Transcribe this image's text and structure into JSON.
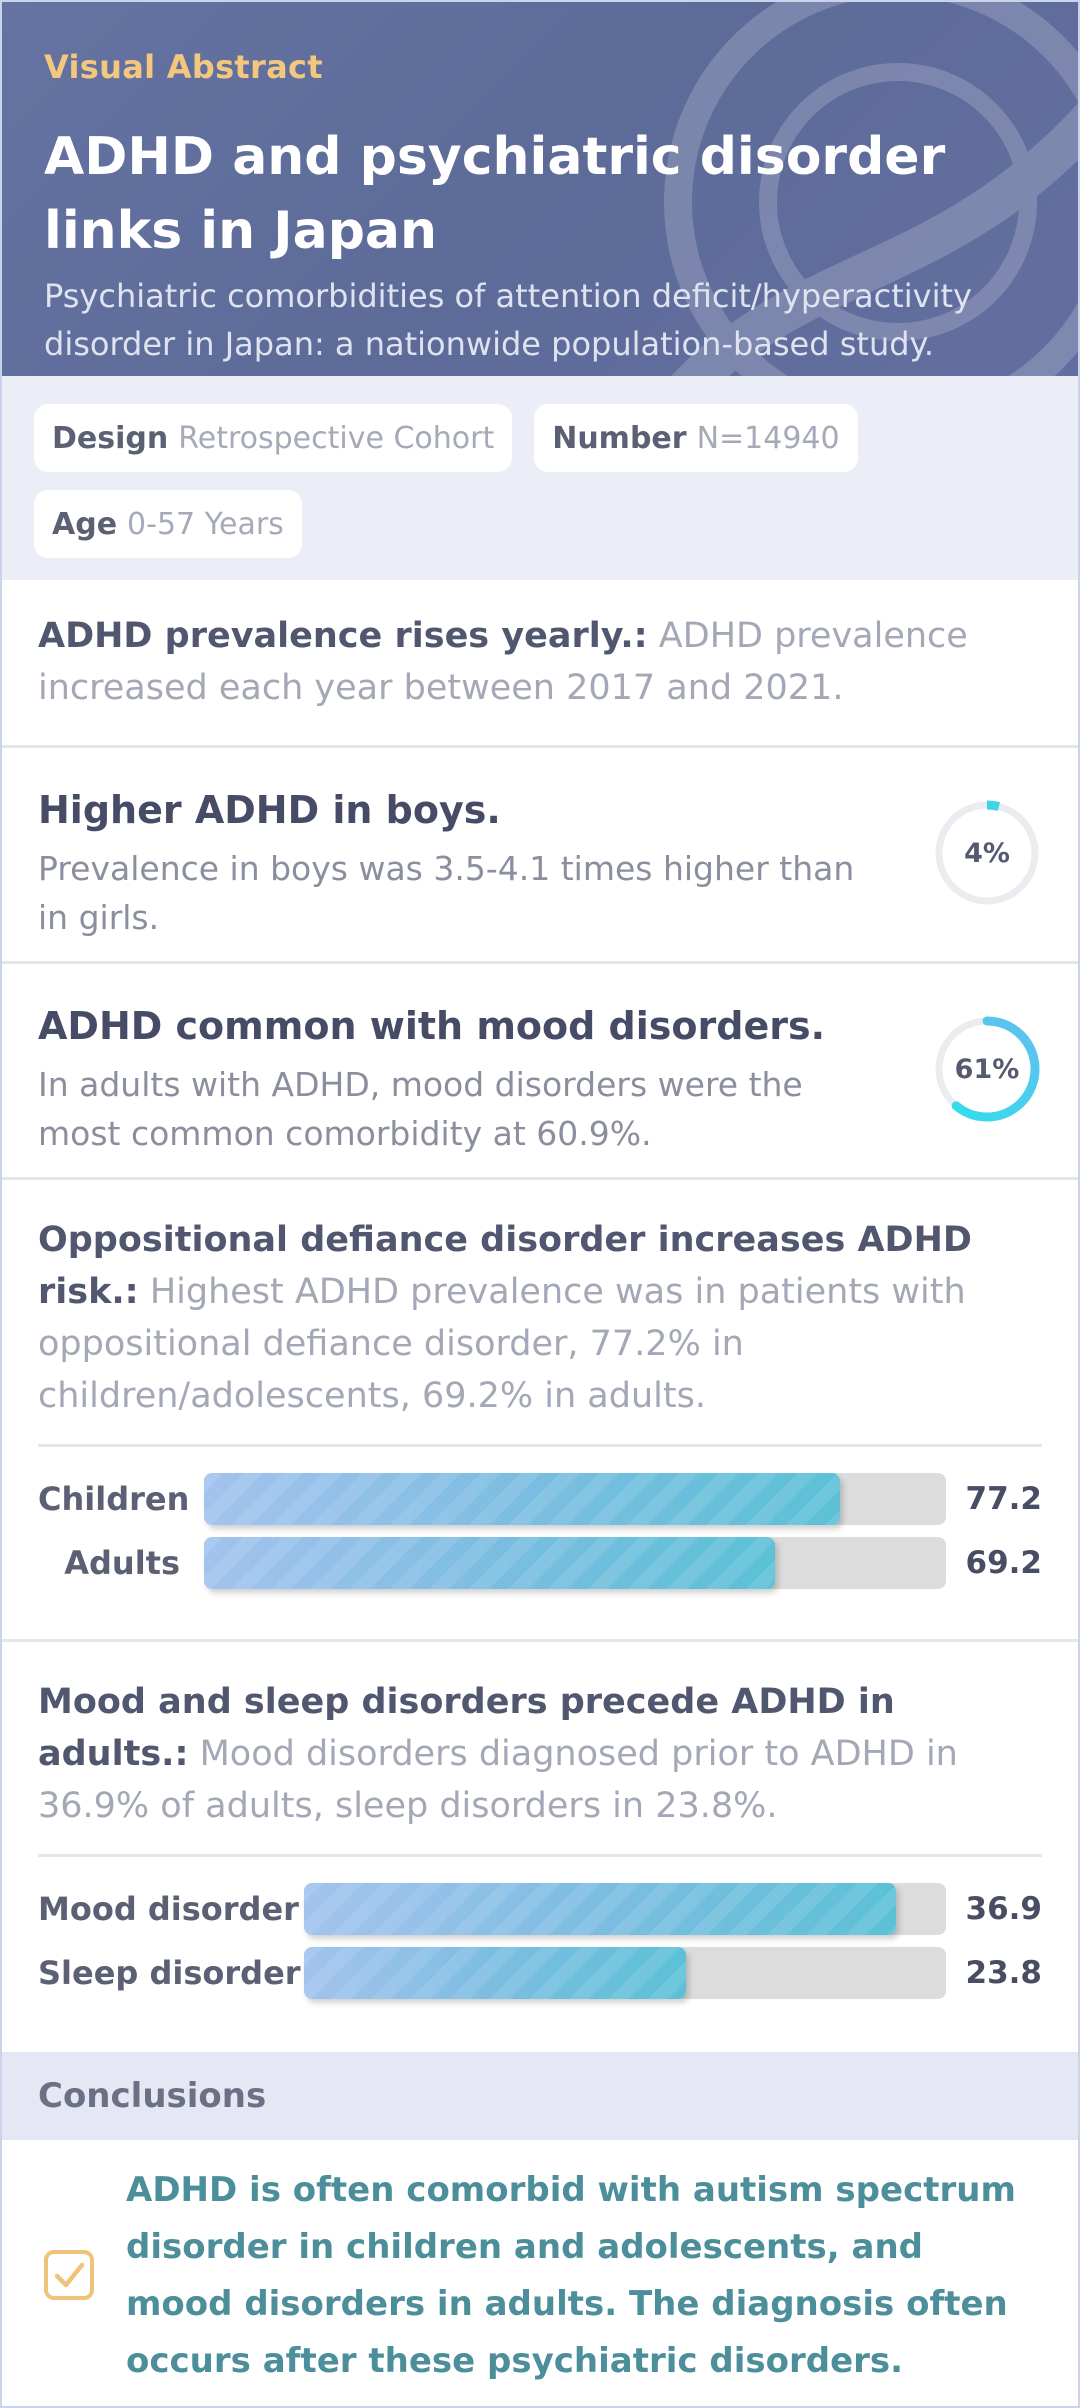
{
  "header": {
    "label": "Visual Abstract",
    "title": "ADHD and psychiatric disorder links in Japan",
    "subtitle": "Psychiatric comorbidities of attention deficit/hyperactivity disorder in Japan: a nationwide population-based study."
  },
  "tags": [
    {
      "key": "Design",
      "value": "Retrospective Cohort"
    },
    {
      "key": "Number",
      "value": "N=14940"
    },
    {
      "key": "Age",
      "value": "0-57 Years"
    }
  ],
  "findings": {
    "prevalence": {
      "lead": "ADHD prevalence rises yearly.:",
      "text": "ADHD prevalence increased each year between 2017 and 2021."
    },
    "boys": {
      "title": "Higher ADHD in boys.",
      "text": "Prevalence in boys was 3.5-4.1 times higher than in girls.",
      "ring_label": "4%",
      "ring_percent": 4
    },
    "mood": {
      "title": "ADHD common with mood disorders.",
      "text": "In adults with ADHD, mood disorders were the most common comorbidity at 60.9%.",
      "ring_label": "61%",
      "ring_percent": 61
    },
    "odd": {
      "lead": "Oppositional defiance disorder increases ADHD risk.:",
      "text": "Highest ADHD prevalence was in patients with oppositional defiance disorder, 77.2% in children/adolescents, 69.2% in adults."
    },
    "precede": {
      "lead": "Mood and sleep disorders precede ADHD in adults.:",
      "text": "Mood disorders diagnosed prior to ADHD in 36.9% of adults, sleep disorders in 23.8%."
    }
  },
  "chart_data": [
    {
      "type": "bar",
      "categories": [
        "Children",
        "Adults"
      ],
      "values": [
        77.2,
        69.2
      ],
      "value_labels": [
        "77.2",
        "69.2"
      ],
      "xlim": [
        0,
        90
      ]
    },
    {
      "type": "bar",
      "categories": [
        "Mood disorder",
        "Sleep disorder"
      ],
      "values": [
        36.9,
        23.8
      ],
      "value_labels": [
        "36.9",
        "23.8"
      ],
      "xlim": [
        0,
        40
      ]
    }
  ],
  "conclusions": {
    "heading": "Conclusions",
    "text": "ADHD is often comorbid with autism spectrum disorder in children and adolescents, and mood disorders in adults. The diagnosis often occurs after these psychiatric disorders."
  },
  "colors": {
    "header_bg": "#5f6c9b",
    "accent_gold": "#f3c87e",
    "ring_cyan": "#3fd5e6",
    "conclusion_text": "#4d8e9b"
  },
  "icons": {
    "conclusion": "checkbox-checked-icon"
  }
}
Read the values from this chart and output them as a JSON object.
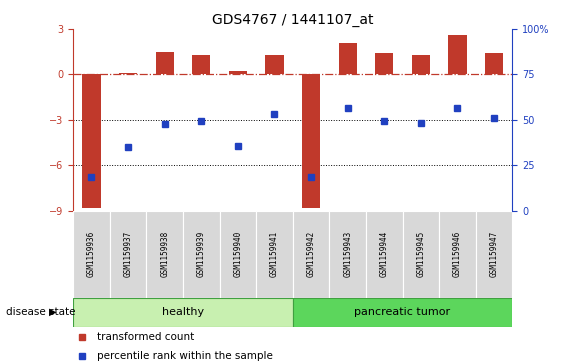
{
  "title": "GDS4767 / 1441107_at",
  "samples": [
    "GSM1159936",
    "GSM1159937",
    "GSM1159938",
    "GSM1159939",
    "GSM1159940",
    "GSM1159941",
    "GSM1159942",
    "GSM1159943",
    "GSM1159944",
    "GSM1159945",
    "GSM1159946",
    "GSM1159947"
  ],
  "bar_values": [
    -8.8,
    0.1,
    1.5,
    1.3,
    0.2,
    1.3,
    -8.85,
    2.1,
    1.4,
    1.3,
    2.6,
    1.4
  ],
  "dot_values": [
    -6.8,
    -4.8,
    -3.3,
    -3.1,
    -4.7,
    -2.6,
    -6.8,
    -2.2,
    -3.1,
    -3.2,
    -2.2,
    -2.9
  ],
  "bar_color": "#c0392b",
  "dot_color": "#2040c0",
  "healthy_count": 6,
  "pancreatic_count": 6,
  "ylim_left": [
    -9,
    3
  ],
  "ylim_right": [
    0,
    100
  ],
  "yticks_left": [
    -9,
    -6,
    -3,
    0,
    3
  ],
  "yticks_right": [
    0,
    25,
    50,
    75,
    100
  ],
  "ytick_labels_right": [
    "0",
    "25",
    "50",
    "75",
    "100%"
  ],
  "hline_y": 0,
  "dotted_lines": [
    -3,
    -6
  ],
  "healthy_color": "#c8f0b0",
  "pancreatic_color": "#5cd65c",
  "label_healthy": "healthy",
  "label_pancreatic": "pancreatic tumor",
  "legend_red": "transformed count",
  "legend_blue": "percentile rank within the sample",
  "disease_state_label": "disease state",
  "gray_box_color": "#d8d8d8"
}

§ Aim of the task
Pick each line holding the word "precede" out of the listing.

§ Reply
    "precede": {
      "lead": "Mood and sleep disorders precede ADHD in adults.:",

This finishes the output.